» DATA FOR THIS TASK:
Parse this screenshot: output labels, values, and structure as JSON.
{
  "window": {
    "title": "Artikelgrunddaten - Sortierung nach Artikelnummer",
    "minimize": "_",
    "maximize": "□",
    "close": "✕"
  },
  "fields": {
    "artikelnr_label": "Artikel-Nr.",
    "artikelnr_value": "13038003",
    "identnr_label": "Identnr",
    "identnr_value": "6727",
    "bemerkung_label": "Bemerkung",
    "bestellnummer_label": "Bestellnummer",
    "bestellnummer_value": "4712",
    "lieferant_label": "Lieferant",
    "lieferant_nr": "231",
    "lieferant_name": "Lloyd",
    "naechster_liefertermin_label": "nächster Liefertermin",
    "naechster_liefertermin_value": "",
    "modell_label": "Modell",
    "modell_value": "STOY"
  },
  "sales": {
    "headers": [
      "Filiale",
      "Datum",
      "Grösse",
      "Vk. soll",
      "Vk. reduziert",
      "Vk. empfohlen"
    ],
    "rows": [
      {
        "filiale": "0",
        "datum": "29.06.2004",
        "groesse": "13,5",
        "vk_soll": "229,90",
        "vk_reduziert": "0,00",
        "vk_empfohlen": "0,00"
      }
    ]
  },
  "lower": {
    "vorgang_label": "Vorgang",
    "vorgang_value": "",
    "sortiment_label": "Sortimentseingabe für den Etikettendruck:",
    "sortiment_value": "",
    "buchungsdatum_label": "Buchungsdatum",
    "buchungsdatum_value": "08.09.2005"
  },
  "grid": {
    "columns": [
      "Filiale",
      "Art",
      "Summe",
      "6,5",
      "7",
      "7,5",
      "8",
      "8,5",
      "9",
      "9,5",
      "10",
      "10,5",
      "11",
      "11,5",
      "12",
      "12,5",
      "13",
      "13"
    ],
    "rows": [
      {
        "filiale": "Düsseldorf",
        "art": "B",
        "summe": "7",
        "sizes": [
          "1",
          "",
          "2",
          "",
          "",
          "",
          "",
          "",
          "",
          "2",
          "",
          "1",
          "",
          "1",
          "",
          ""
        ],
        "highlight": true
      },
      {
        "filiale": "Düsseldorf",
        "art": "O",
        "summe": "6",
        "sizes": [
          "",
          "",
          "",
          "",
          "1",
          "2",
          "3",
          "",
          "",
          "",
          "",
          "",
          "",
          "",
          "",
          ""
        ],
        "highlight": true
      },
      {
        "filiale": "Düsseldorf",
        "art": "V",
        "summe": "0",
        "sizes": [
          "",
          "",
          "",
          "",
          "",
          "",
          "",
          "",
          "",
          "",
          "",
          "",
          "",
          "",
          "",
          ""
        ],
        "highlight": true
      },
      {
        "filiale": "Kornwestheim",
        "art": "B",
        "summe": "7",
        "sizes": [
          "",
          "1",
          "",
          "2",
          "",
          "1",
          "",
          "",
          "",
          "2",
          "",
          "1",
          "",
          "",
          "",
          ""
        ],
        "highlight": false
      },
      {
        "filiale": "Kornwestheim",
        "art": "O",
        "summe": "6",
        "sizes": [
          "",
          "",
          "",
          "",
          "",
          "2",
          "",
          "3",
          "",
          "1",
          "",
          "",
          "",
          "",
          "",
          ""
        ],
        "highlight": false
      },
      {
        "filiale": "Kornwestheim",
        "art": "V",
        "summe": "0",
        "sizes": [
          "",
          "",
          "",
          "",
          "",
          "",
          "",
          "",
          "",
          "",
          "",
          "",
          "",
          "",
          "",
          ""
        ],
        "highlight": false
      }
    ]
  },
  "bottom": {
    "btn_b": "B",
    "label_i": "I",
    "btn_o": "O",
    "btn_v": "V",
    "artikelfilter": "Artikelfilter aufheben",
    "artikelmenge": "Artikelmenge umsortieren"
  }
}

» EXERCISE GOAL: Exactly reproduce every line of the records.

» FULL OUTPUT:
Parse this screenshot: output labels, values, and structure as JSON.
{
  "window": {
    "title": "Artikelgrunddaten - Sortierung nach Artikelnummer",
    "minimize": "_",
    "maximize": "□",
    "close": "✕"
  },
  "fields": {
    "artikelnr_label": "Artikel-Nr.",
    "artikelnr_value": "13038003",
    "identnr_label": "Identnr",
    "identnr_value": "6727",
    "bemerkung_label": "Bemerkung",
    "bestellnummer_label": "Bestellnummer",
    "bestellnummer_value": "4712",
    "lieferant_label": "Lieferant",
    "lieferant_nr": "231",
    "lieferant_name": "Lloyd",
    "naechster_liefertermin_label": "nächster Liefertermin",
    "naechster_liefertermin_value": "",
    "modell_label": "Modell",
    "modell_value": "STOY"
  },
  "sales": {
    "headers": [
      "Filiale",
      "Datum",
      "Grösse",
      "Vk. soll",
      "Vk. reduziert",
      "Vk. empfohlen"
    ],
    "rows": [
      {
        "filiale": "0",
        "datum": "29.06.2004",
        "groesse": "13,5",
        "vk_soll": "229,90",
        "vk_reduziert": "0,00",
        "vk_empfohlen": "0,00"
      }
    ]
  },
  "lower": {
    "vorgang_label": "Vorgang",
    "vorgang_value": "",
    "sortiment_label": "Sortimentseingabe für den Etikettendruck:",
    "sortiment_value": "",
    "buchungsdatum_label": "Buchungsdatum",
    "buchungsdatum_value": "08.09.2005"
  },
  "grid": {
    "columns": [
      "Filiale",
      "Art",
      "Summe",
      "6,5",
      "7",
      "7,5",
      "8",
      "8,5",
      "9",
      "9,5",
      "10",
      "10,5",
      "11",
      "11,5",
      "12",
      "12,5",
      "13",
      "13"
    ],
    "rows": [
      {
        "filiale": "Düsseldorf",
        "art": "B",
        "summe": "7",
        "sizes": [
          "1",
          "",
          "2",
          "",
          "",
          "",
          "",
          "",
          "",
          "2",
          "",
          "1",
          "",
          "1",
          "",
          ""
        ],
        "highlight": true
      },
      {
        "filiale": "Düsseldorf",
        "art": "O",
        "summe": "6",
        "sizes": [
          "",
          "",
          "",
          "",
          "1",
          "2",
          "3",
          "",
          "",
          "",
          "",
          "",
          "",
          "",
          "",
          ""
        ],
        "highlight": true
      },
      {
        "filiale": "Düsseldorf",
        "art": "V",
        "summe": "0",
        "sizes": [
          "",
          "",
          "",
          "",
          "",
          "",
          "",
          "",
          "",
          "",
          "",
          "",
          "",
          "",
          "",
          ""
        ],
        "highlight": true
      },
      {
        "filiale": "Kornwestheim",
        "art": "B",
        "summe": "7",
        "sizes": [
          "",
          "1",
          "",
          "2",
          "",
          "1",
          "",
          "",
          "",
          "2",
          "",
          "1",
          "",
          "",
          "",
          ""
        ],
        "highlight": false
      },
      {
        "filiale": "Kornwestheim",
        "art": "O",
        "summe": "6",
        "sizes": [
          "",
          "",
          "",
          "",
          "",
          "2",
          "",
          "3",
          "",
          "1",
          "",
          "",
          "",
          "",
          "",
          ""
        ],
        "highlight": false
      },
      {
        "filiale": "Kornwestheim",
        "art": "V",
        "summe": "0",
        "sizes": [
          "",
          "",
          "",
          "",
          "",
          "",
          "",
          "",
          "",
          "",
          "",
          "",
          "",
          "",
          "",
          ""
        ],
        "highlight": false
      }
    ]
  },
  "bottom": {
    "btn_b": "B",
    "label_i": "I",
    "btn_o": "O",
    "btn_v": "V",
    "artikelfilter": "Artikelfilter aufheben",
    "artikelmenge": "Artikelmenge umsortieren"
  }
}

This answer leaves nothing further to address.